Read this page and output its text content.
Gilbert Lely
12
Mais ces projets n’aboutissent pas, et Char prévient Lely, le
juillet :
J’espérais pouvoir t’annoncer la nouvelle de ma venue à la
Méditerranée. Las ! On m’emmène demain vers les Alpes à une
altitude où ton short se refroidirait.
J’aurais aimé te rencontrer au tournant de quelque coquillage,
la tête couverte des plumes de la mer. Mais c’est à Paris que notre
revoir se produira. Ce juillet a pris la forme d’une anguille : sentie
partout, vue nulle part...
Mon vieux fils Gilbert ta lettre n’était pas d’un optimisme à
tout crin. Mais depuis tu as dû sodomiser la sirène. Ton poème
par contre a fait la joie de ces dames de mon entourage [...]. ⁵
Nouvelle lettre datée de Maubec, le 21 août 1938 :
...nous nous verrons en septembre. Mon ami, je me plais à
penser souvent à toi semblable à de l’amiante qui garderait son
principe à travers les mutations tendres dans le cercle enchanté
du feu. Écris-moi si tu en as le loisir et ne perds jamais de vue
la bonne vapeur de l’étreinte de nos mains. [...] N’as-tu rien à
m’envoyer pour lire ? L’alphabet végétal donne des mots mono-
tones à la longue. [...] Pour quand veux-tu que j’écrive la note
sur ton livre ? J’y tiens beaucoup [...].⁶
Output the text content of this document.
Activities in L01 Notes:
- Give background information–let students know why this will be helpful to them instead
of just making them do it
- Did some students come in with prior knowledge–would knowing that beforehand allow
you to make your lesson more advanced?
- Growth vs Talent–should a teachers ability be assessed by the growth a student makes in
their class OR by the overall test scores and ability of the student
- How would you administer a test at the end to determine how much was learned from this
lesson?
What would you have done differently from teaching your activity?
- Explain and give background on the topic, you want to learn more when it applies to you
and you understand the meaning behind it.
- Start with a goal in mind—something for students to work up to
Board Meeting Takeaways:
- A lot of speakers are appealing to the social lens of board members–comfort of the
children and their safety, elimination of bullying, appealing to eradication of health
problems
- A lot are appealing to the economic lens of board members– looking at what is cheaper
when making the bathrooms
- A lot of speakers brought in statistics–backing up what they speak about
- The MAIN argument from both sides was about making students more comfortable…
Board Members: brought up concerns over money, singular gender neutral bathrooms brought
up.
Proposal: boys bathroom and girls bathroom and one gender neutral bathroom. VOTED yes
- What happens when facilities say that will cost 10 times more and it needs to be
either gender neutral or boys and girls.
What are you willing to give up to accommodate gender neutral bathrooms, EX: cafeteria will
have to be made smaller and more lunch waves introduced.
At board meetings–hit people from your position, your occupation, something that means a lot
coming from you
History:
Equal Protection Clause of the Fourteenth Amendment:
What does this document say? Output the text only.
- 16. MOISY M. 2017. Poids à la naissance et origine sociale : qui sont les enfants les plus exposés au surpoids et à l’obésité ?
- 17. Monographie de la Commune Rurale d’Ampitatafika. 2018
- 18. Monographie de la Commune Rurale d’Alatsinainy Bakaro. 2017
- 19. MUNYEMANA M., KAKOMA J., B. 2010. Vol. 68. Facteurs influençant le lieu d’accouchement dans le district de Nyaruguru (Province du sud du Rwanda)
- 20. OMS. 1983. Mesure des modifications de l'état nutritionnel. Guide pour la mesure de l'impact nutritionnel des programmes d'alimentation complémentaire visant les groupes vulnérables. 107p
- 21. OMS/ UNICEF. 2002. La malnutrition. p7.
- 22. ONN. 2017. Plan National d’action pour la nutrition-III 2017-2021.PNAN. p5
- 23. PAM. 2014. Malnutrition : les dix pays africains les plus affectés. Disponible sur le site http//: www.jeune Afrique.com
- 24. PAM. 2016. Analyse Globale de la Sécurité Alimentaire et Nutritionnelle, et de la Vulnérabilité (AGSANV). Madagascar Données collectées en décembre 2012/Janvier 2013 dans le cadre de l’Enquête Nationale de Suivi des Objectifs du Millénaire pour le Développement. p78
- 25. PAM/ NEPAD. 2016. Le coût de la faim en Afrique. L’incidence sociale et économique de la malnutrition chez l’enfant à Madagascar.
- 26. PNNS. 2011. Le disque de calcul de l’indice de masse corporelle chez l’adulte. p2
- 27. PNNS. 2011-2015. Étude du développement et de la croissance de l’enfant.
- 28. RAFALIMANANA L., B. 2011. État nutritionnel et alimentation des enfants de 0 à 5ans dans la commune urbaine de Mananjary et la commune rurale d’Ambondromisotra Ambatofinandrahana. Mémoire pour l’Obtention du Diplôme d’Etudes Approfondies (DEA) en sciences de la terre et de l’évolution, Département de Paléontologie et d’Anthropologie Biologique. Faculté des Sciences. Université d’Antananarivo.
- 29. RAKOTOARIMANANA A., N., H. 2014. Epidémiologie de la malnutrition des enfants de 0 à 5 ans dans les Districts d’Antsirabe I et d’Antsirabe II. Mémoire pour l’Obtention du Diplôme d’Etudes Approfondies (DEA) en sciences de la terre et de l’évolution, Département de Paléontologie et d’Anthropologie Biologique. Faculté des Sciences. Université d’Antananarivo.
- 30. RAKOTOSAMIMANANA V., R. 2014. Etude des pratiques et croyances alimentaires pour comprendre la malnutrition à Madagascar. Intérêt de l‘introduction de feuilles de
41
#####
PROBLEM TO SOLVE
Make an exact copy of every line in the data.

COMPLETE RESPONSE
Read this page and output its text content.
Gilbert Lely
12
Mais ces projets n’aboutissent pas, et Char prévient Lely, le
juillet :
J’espérais pouvoir t’annoncer la nouvelle de ma venue à la
Méditerranée. Las ! On m’emmène demain vers les Alpes à une
altitude où ton short se refroidirait.
J’aurais aimé te rencontrer au tournant de quelque coquillage,
la tête couverte des plumes de la mer. Mais c’est à Paris que notre
revoir se produira. Ce juillet a pris la forme d’une anguille : sentie
partout, vue nulle part...
Mon vieux fils Gilbert ta lettre n’était pas d’un optimisme à
tout crin. Mais depuis tu as dû sodomiser la sirène. Ton poème
par contre a fait la joie de ces dames de mon entourage [...]. ⁵
Nouvelle lettre datée de Maubec, le 21 août 1938 :
...nous nous verrons en septembre. Mon ami, je me plais à
penser souvent à toi semblable à de l’amiante qui garderait son
principe à travers les mutations tendres dans le cercle enchanté
du feu. Écris-moi si tu en as le loisir et ne perds jamais de vue
la bonne vapeur de l’étreinte de nos mains. [...] N’as-tu rien à
m’envoyer pour lire ? L’alphabet végétal donne des mots mono-
tones à la longue. [...] Pour quand veux-tu que j’écrive la note
sur ton livre ? J’y tiens beaucoup [...].⁶
Output the text content of this document.
Activities in L01 Notes:
- Give background information–let students know why this will be helpful to them instead
of just making them do it
- Did some students come in with prior knowledge–would knowing that beforehand allow
you to make your lesson more advanced?
- Growth vs Talent–should a teachers ability be assessed by the growth a student makes in
their class OR by the overall test scores and ability of the student
- How would you administer a test at the end to determine how much was learned from this
lesson?
What would you have done differently from teaching your activity?
- Explain and give background on the topic, you want to learn more when it applies to you
and you understand the meaning behind it.
- Start with a goal in mind—something for students to work up to
Board Meeting Takeaways:
- A lot of speakers are appealing to the social lens of board members–comfort of the
children and their safety, elimination of bullying, appealing to eradication of health
problems
- A lot are appealing to the economic lens of board members– looking at what is cheaper
when making the bathrooms
- A lot of speakers brought in statistics–backing up what they speak about
- The MAIN argument from both sides was about making students more comfortable…
Board Members: brought up concerns over money, singular gender neutral bathrooms brought
up.
Proposal: boys bathroom and girls bathroom and one gender neutral bathroom. VOTED yes
- What happens when facilities say that will cost 10 times more and it needs to be
either gender neutral or boys and girls.
What are you willing to give up to accommodate gender neutral bathrooms, EX: cafeteria will
have to be made smaller and more lunch waves introduced.
At board meetings–hit people from your position, your occupation, something that means a lot
coming from you
History:
Equal Protection Clause of the Fourteenth Amendment:
What does this document say? Output the text only.
- 16. MOISY M. 2017. Poids à la naissance et origine sociale : qui sont les enfants les plus exposés au surpoids et à l’obésité ?
- 17. Monographie de la Commune Rurale d’Ampitatafika. 2018
- 18. Monographie de la Commune Rurale d’Alatsinainy Bakaro. 2017
- 19. MUNYEMANA M., KAKOMA J., B. 2010. Vol. 68. Facteurs influençant le lieu d’accouchement dans le district de Nyaruguru (Province du sud du Rwanda)
- 20. OMS. 1983. Mesure des modifications de l'état nutritionnel. Guide pour la mesure de l'impact nutritionnel des programmes d'alimentation complémentaire visant les groupes vulnérables. 107p
- 21. OMS/ UNICEF. 2002. La malnutrition. p7.
- 22. ONN. 2017. Plan National d’action pour la nutrition-III 2017-2021.PNAN. p5
- 23. PAM. 2014. Malnutrition : les dix pays africains les plus affectés. Disponible sur le site http//: www.jeune Afrique.com
- 24. PAM. 2016. Analyse Globale de la Sécurité Alimentaire et Nutritionnelle, et de la Vulnérabilité (AGSANV). Madagascar Données collectées en décembre 2012/Janvier 2013 dans le cadre de l’Enquête Nationale de Suivi des Objectifs du Millénaire pour le Développement. p78
- 25. PAM/ NEPAD. 2016. Le coût de la faim en Afrique. L’incidence sociale et économique de la malnutrition chez l’enfant à Madagascar.
- 26. PNNS. 2011. Le disque de calcul de l’indice de masse corporelle chez l’adulte. p2
- 27. PNNS. 2011-2015. Étude du développement et de la croissance de l’enfant.
- 28. RAFALIMANANA L., B. 2011. État nutritionnel et alimentation des enfants de 0 à 5ans dans la commune urbaine de Mananjary et la commune rurale d’Ambondromisotra Ambatofinandrahana. Mémoire pour l’Obtention du Diplôme d’Etudes Approfondies (DEA) en sciences de la terre et de l’évolution, Département de Paléontologie et d’Anthropologie Biologique. Faculté des Sciences. Université d’Antananarivo.
- 29. RAKOTOARIMANANA A., N., H. 2014. Epidémiologie de la malnutrition des enfants de 0 à 5 ans dans les Districts d’Antsirabe I et d’Antsirabe II. Mémoire pour l’Obtention du Diplôme d’Etudes Approfondies (DEA) en sciences de la terre et de l’évolution, Département de Paléontologie et d’Anthropologie Biologique. Faculté des Sciences. Université d’Antananarivo.
- 30. RAKOTOSAMIMANANA V., R. 2014. Etude des pratiques et croyances alimentaires pour comprendre la malnutrition à Madagascar. Intérêt de l‘introduction de feuilles de
41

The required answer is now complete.